Required task
Make an exact copy of the lines below.

Raw data
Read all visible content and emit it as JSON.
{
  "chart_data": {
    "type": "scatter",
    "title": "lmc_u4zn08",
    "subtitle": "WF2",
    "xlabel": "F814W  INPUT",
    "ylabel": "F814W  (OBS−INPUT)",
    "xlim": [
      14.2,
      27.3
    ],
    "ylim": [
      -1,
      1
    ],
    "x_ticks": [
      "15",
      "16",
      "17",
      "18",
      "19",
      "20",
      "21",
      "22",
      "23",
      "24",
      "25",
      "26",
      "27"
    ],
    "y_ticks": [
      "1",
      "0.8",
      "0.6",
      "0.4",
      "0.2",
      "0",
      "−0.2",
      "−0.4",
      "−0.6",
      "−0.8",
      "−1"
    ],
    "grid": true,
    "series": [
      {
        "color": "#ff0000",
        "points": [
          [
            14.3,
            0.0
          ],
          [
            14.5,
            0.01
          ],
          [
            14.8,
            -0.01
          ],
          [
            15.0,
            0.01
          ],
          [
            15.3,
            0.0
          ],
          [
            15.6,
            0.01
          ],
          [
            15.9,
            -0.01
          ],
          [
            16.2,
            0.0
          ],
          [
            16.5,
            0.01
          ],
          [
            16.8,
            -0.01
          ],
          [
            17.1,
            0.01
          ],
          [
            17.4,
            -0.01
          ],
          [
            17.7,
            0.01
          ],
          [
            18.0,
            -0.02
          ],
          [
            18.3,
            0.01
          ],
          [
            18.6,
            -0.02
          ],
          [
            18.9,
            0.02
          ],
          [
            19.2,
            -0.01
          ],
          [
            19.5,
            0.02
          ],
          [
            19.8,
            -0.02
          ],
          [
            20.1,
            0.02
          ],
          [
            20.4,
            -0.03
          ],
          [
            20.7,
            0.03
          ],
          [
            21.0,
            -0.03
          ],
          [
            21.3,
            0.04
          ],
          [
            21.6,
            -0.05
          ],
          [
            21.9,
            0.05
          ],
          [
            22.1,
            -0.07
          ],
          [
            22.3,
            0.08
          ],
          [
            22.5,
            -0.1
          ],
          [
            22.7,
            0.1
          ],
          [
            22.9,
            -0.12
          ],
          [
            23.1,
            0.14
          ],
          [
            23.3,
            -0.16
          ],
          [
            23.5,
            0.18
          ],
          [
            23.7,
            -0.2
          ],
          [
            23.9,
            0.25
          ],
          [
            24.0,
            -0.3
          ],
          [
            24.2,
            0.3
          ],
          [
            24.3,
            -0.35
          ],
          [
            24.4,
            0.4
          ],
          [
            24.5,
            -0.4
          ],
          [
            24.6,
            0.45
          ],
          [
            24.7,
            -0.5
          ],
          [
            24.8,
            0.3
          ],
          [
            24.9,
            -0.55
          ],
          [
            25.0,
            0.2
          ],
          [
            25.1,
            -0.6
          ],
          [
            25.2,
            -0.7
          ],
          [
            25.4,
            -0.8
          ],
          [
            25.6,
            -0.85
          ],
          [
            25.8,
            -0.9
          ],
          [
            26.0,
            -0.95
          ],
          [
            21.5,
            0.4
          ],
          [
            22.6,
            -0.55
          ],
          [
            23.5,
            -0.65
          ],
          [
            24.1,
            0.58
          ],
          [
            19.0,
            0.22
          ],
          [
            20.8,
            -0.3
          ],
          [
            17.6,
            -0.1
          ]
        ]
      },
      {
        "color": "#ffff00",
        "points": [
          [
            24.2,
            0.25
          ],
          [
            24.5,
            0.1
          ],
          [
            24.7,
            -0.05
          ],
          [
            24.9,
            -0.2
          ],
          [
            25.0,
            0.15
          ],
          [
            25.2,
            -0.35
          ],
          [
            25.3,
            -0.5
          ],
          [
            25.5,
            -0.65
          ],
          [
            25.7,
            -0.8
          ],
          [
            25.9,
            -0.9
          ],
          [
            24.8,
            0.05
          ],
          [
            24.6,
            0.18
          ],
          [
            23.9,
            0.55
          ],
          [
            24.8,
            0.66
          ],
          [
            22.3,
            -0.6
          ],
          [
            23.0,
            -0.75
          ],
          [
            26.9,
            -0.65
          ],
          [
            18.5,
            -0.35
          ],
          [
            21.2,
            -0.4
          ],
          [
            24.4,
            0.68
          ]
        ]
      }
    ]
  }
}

Right answer
Read all visible content and emit it as JSON.
{
  "chart_data": {
    "type": "scatter",
    "title": "lmc_u4zn08",
    "subtitle": "WF2",
    "xlabel": "F814W  INPUT",
    "ylabel": "F814W  (OBS−INPUT)",
    "xlim": [
      14.2,
      27.3
    ],
    "ylim": [
      -1,
      1
    ],
    "x_ticks": [
      "15",
      "16",
      "17",
      "18",
      "19",
      "20",
      "21",
      "22",
      "23",
      "24",
      "25",
      "26",
      "27"
    ],
    "y_ticks": [
      "1",
      "0.8",
      "0.6",
      "0.4",
      "0.2",
      "0",
      "−0.2",
      "−0.4",
      "−0.6",
      "−0.8",
      "−1"
    ],
    "grid": true,
    "series": [
      {
        "color": "#ff0000",
        "points": [
          [
            14.3,
            0.0
          ],
          [
            14.5,
            0.01
          ],
          [
            14.8,
            -0.01
          ],
          [
            15.0,
            0.01
          ],
          [
            15.3,
            0.0
          ],
          [
            15.6,
            0.01
          ],
          [
            15.9,
            -0.01
          ],
          [
            16.2,
            0.0
          ],
          [
            16.5,
            0.01
          ],
          [
            16.8,
            -0.01
          ],
          [
            17.1,
            0.01
          ],
          [
            17.4,
            -0.01
          ],
          [
            17.7,
            0.01
          ],
          [
            18.0,
            -0.02
          ],
          [
            18.3,
            0.01
          ],
          [
            18.6,
            -0.02
          ],
          [
            18.9,
            0.02
          ],
          [
            19.2,
            -0.01
          ],
          [
            19.5,
            0.02
          ],
          [
            19.8,
            -0.02
          ],
          [
            20.1,
            0.02
          ],
          [
            20.4,
            -0.03
          ],
          [
            20.7,
            0.03
          ],
          [
            21.0,
            -0.03
          ],
          [
            21.3,
            0.04
          ],
          [
            21.6,
            -0.05
          ],
          [
            21.9,
            0.05
          ],
          [
            22.1,
            -0.07
          ],
          [
            22.3,
            0.08
          ],
          [
            22.5,
            -0.1
          ],
          [
            22.7,
            0.1
          ],
          [
            22.9,
            -0.12
          ],
          [
            23.1,
            0.14
          ],
          [
            23.3,
            -0.16
          ],
          [
            23.5,
            0.18
          ],
          [
            23.7,
            -0.2
          ],
          [
            23.9,
            0.25
          ],
          [
            24.0,
            -0.3
          ],
          [
            24.2,
            0.3
          ],
          [
            24.3,
            -0.35
          ],
          [
            24.4,
            0.4
          ],
          [
            24.5,
            -0.4
          ],
          [
            24.6,
            0.45
          ],
          [
            24.7,
            -0.5
          ],
          [
            24.8,
            0.3
          ],
          [
            24.9,
            -0.55
          ],
          [
            25.0,
            0.2
          ],
          [
            25.1,
            -0.6
          ],
          [
            25.2,
            -0.7
          ],
          [
            25.4,
            -0.8
          ],
          [
            25.6,
            -0.85
          ],
          [
            25.8,
            -0.9
          ],
          [
            26.0,
            -0.95
          ],
          [
            21.5,
            0.4
          ],
          [
            22.6,
            -0.55
          ],
          [
            23.5,
            -0.65
          ],
          [
            24.1,
            0.58
          ],
          [
            19.0,
            0.22
          ],
          [
            20.8,
            -0.3
          ],
          [
            17.6,
            -0.1
          ]
        ]
      },
      {
        "color": "#ffff00",
        "points": [
          [
            24.2,
            0.25
          ],
          [
            24.5,
            0.1
          ],
          [
            24.7,
            -0.05
          ],
          [
            24.9,
            -0.2
          ],
          [
            25.0,
            0.15
          ],
          [
            25.2,
            -0.35
          ],
          [
            25.3,
            -0.5
          ],
          [
            25.5,
            -0.65
          ],
          [
            25.7,
            -0.8
          ],
          [
            25.9,
            -0.9
          ],
          [
            24.8,
            0.05
          ],
          [
            24.6,
            0.18
          ],
          [
            23.9,
            0.55
          ],
          [
            24.8,
            0.66
          ],
          [
            22.3,
            -0.6
          ],
          [
            23.0,
            -0.75
          ],
          [
            26.9,
            -0.65
          ],
          [
            18.5,
            -0.35
          ],
          [
            21.2,
            -0.4
          ],
          [
            24.4,
            0.68
          ]
        ]
      }
    ]
  }
}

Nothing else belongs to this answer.